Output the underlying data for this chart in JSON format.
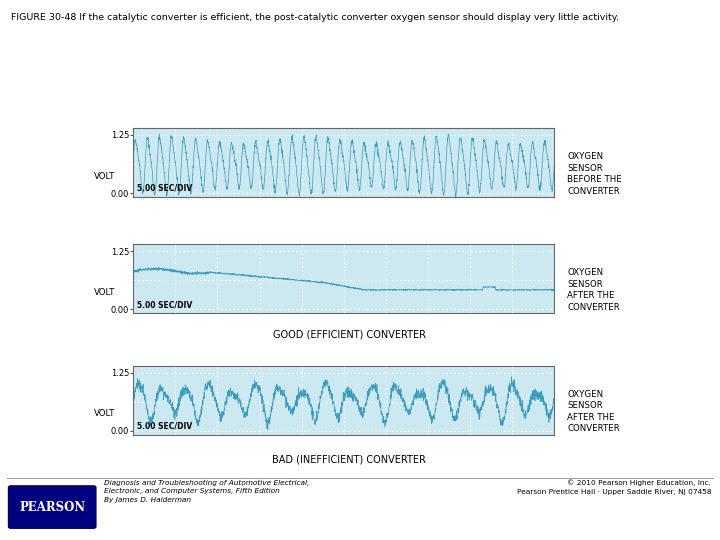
{
  "title": "FIGURE 30-48 If the catalytic converter is efficient, the post-catalytic converter oxygen sensor should display very little activity.",
  "bg_color": "#ffffff",
  "plot_bg_color": "#cce8f0",
  "line_color": "#3399bb",
  "grid_color": "#ffffff",
  "panel1_label_lines": [
    "OXYGEN",
    "SENSOR",
    "BEFORE THE",
    "CONVERTER"
  ],
  "panel2_label_lines": [
    "OXYGEN",
    "SENSOR",
    "AFTER THE",
    "CONVERTER"
  ],
  "panel3_label_lines": [
    "OXYGEN",
    "SENSOR",
    "AFTER THE",
    "CONVERTER"
  ],
  "caption1": "GOOD (EFFICIENT) CONVERTER",
  "caption2": "BAD (INEFFICIENT) CONVERTER",
  "volt_label": "VOLT",
  "sec_div_label": "5.00 SEC/DIV",
  "footer_left_lines": [
    "Diagnosis and Troubleshooting of Automotive Electrical,",
    "Electronic, and Computer Systems, Fifth Edition",
    "By James D. Halderman"
  ],
  "footer_right_lines": [
    "© 2010 Pearson Higher Education, Inc.",
    "Pearson Prentice Hall · Upper Saddle River, NJ 07458"
  ],
  "pearson_text": "PEARSON"
}
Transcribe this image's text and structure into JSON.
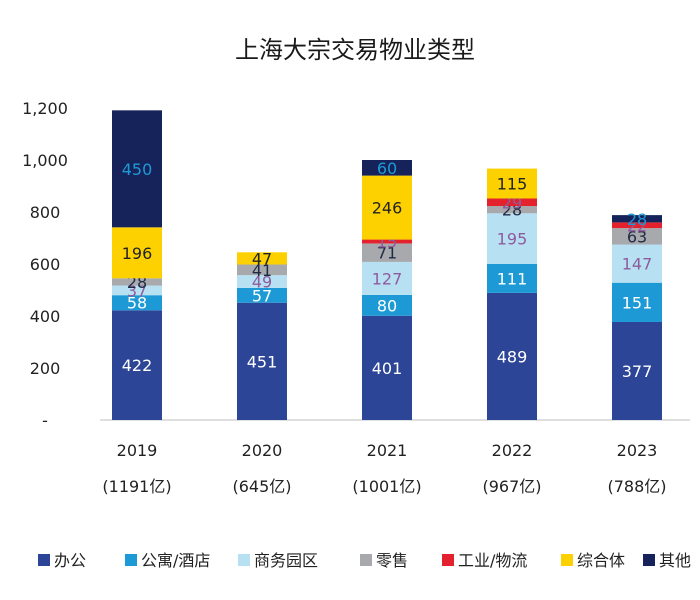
{
  "chart_data": {
    "type": "bar",
    "stacked": true,
    "title": "上海大宗交易物业类型",
    "categories": [
      "2019",
      "2020",
      "2021",
      "2022",
      "2023"
    ],
    "category_sublabels": [
      "(1191亿)",
      "(645亿)",
      "(1001亿)",
      "(967亿)",
      "(788亿)"
    ],
    "y_ticks": [
      "-",
      "200",
      "400",
      "600",
      "800",
      "1,000",
      "1,200"
    ],
    "ylim": [
      0,
      1200
    ],
    "grid": false,
    "legend_position": "bottom",
    "series": [
      {
        "name": "办公",
        "color": "#2d4597",
        "label_color": "#ffffff",
        "values": [
          422,
          451,
          401,
          489,
          377
        ],
        "labels": [
          "422",
          "451",
          "401",
          "489",
          "377"
        ]
      },
      {
        "name": "公寓/酒店",
        "color": "#1d9ad6",
        "label_color": "#ffffff",
        "values": [
          58,
          57,
          80,
          111,
          151
        ],
        "labels": [
          "58",
          "57",
          "80",
          "111",
          "151"
        ]
      },
      {
        "name": "商务园区",
        "color": "#b7e0f3",
        "label_color": "#8e5b9c",
        "values": [
          37,
          49,
          127,
          195,
          147
        ],
        "labels": [
          "37",
          "49",
          "127",
          "195",
          "147"
        ]
      },
      {
        "name": "零售",
        "color": "#a7a9ac",
        "label_color": "#1f2a44",
        "values": [
          28,
          41,
          71,
          28,
          63
        ],
        "labels": [
          "28",
          "41",
          "71",
          "28",
          "63"
        ]
      },
      {
        "name": "工业/物流",
        "color": "#e3222d",
        "label_color": "#8e5b9c",
        "values": [
          0,
          0,
          15,
          29,
          22
        ],
        "labels": [
          "",
          "",
          "15",
          "29",
          "22"
        ]
      },
      {
        "name": "综合体",
        "color": "#fdd100",
        "label_color": "#222222",
        "values": [
          196,
          47,
          246,
          115,
          0
        ],
        "labels": [
          "196",
          "47",
          "246",
          "115",
          ""
        ]
      },
      {
        "name": "其他",
        "color": "#16235a",
        "label_color": "#1d9ad6",
        "values": [
          450,
          0,
          60,
          0,
          28
        ],
        "labels": [
          "450",
          "",
          "60",
          "",
          "28"
        ]
      }
    ]
  }
}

• • • • • • •

WORK INSTRUCTIONS = Exactly reproduce each record, leaving out any pictures.

TASK RESULT =
Output the underlying data for this chart in JSON format.
{
  "title": "FIGURE 30-48 If the catalytic converter is efficient, the post-catalytic converter oxygen sensor should display very little activity.",
  "bg_color": "#ffffff",
  "plot_bg_color": "#cce8f0",
  "line_color": "#3399bb",
  "grid_color": "#ffffff",
  "panel1_label_lines": [
    "OXYGEN",
    "SENSOR",
    "BEFORE THE",
    "CONVERTER"
  ],
  "panel2_label_lines": [
    "OXYGEN",
    "SENSOR",
    "AFTER THE",
    "CONVERTER"
  ],
  "panel3_label_lines": [
    "OXYGEN",
    "SENSOR",
    "AFTER THE",
    "CONVERTER"
  ],
  "caption1": "GOOD (EFFICIENT) CONVERTER",
  "caption2": "BAD (INEFFICIENT) CONVERTER",
  "volt_label": "VOLT",
  "sec_div_label": "5.00 SEC/DIV",
  "footer_left_lines": [
    "Diagnosis and Troubleshooting of Automotive Electrical,",
    "Electronic, and Computer Systems, Fifth Edition",
    "By James D. Halderman"
  ],
  "footer_right_lines": [
    "© 2010 Pearson Higher Education, Inc.",
    "Pearson Prentice Hall · Upper Saddle River, NJ 07458"
  ],
  "pearson_text": "PEARSON"
}
Transcribe this image's text and structure into JSON.
{
  "chart_data": {
    "type": "bar",
    "stacked": true,
    "title": "上海大宗交易物业类型",
    "categories": [
      "2019",
      "2020",
      "2021",
      "2022",
      "2023"
    ],
    "category_sublabels": [
      "(1191亿)",
      "(645亿)",
      "(1001亿)",
      "(967亿)",
      "(788亿)"
    ],
    "y_ticks": [
      "-",
      "200",
      "400",
      "600",
      "800",
      "1,000",
      "1,200"
    ],
    "ylim": [
      0,
      1200
    ],
    "grid": false,
    "legend_position": "bottom",
    "series": [
      {
        "name": "办公",
        "color": "#2d4597",
        "label_color": "#ffffff",
        "values": [
          422,
          451,
          401,
          489,
          377
        ],
        "labels": [
          "422",
          "451",
          "401",
          "489",
          "377"
        ]
      },
      {
        "name": "公寓/酒店",
        "color": "#1d9ad6",
        "label_color": "#ffffff",
        "values": [
          58,
          57,
          80,
          111,
          151
        ],
        "labels": [
          "58",
          "57",
          "80",
          "111",
          "151"
        ]
      },
      {
        "name": "商务园区",
        "color": "#b7e0f3",
        "label_color": "#8e5b9c",
        "values": [
          37,
          49,
          127,
          195,
          147
        ],
        "labels": [
          "37",
          "49",
          "127",
          "195",
          "147"
        ]
      },
      {
        "name": "零售",
        "color": "#a7a9ac",
        "label_color": "#1f2a44",
        "values": [
          28,
          41,
          71,
          28,
          63
        ],
        "labels": [
          "28",
          "41",
          "71",
          "28",
          "63"
        ]
      },
      {
        "name": "工业/物流",
        "color": "#e3222d",
        "label_color": "#8e5b9c",
        "values": [
          0,
          0,
          15,
          29,
          22
        ],
        "labels": [
          "",
          "",
          "15",
          "29",
          "22"
        ]
      },
      {
        "name": "综合体",
        "color": "#fdd100",
        "label_color": "#222222",
        "values": [
          196,
          47,
          246,
          115,
          0
        ],
        "labels": [
          "196",
          "47",
          "246",
          "115",
          ""
        ]
      },
      {
        "name": "其他",
        "color": "#16235a",
        "label_color": "#1d9ad6",
        "values": [
          450,
          0,
          60,
          0,
          28
        ],
        "labels": [
          "450",
          "",
          "60",
          "",
          "28"
        ]
      }
    ]
  }
}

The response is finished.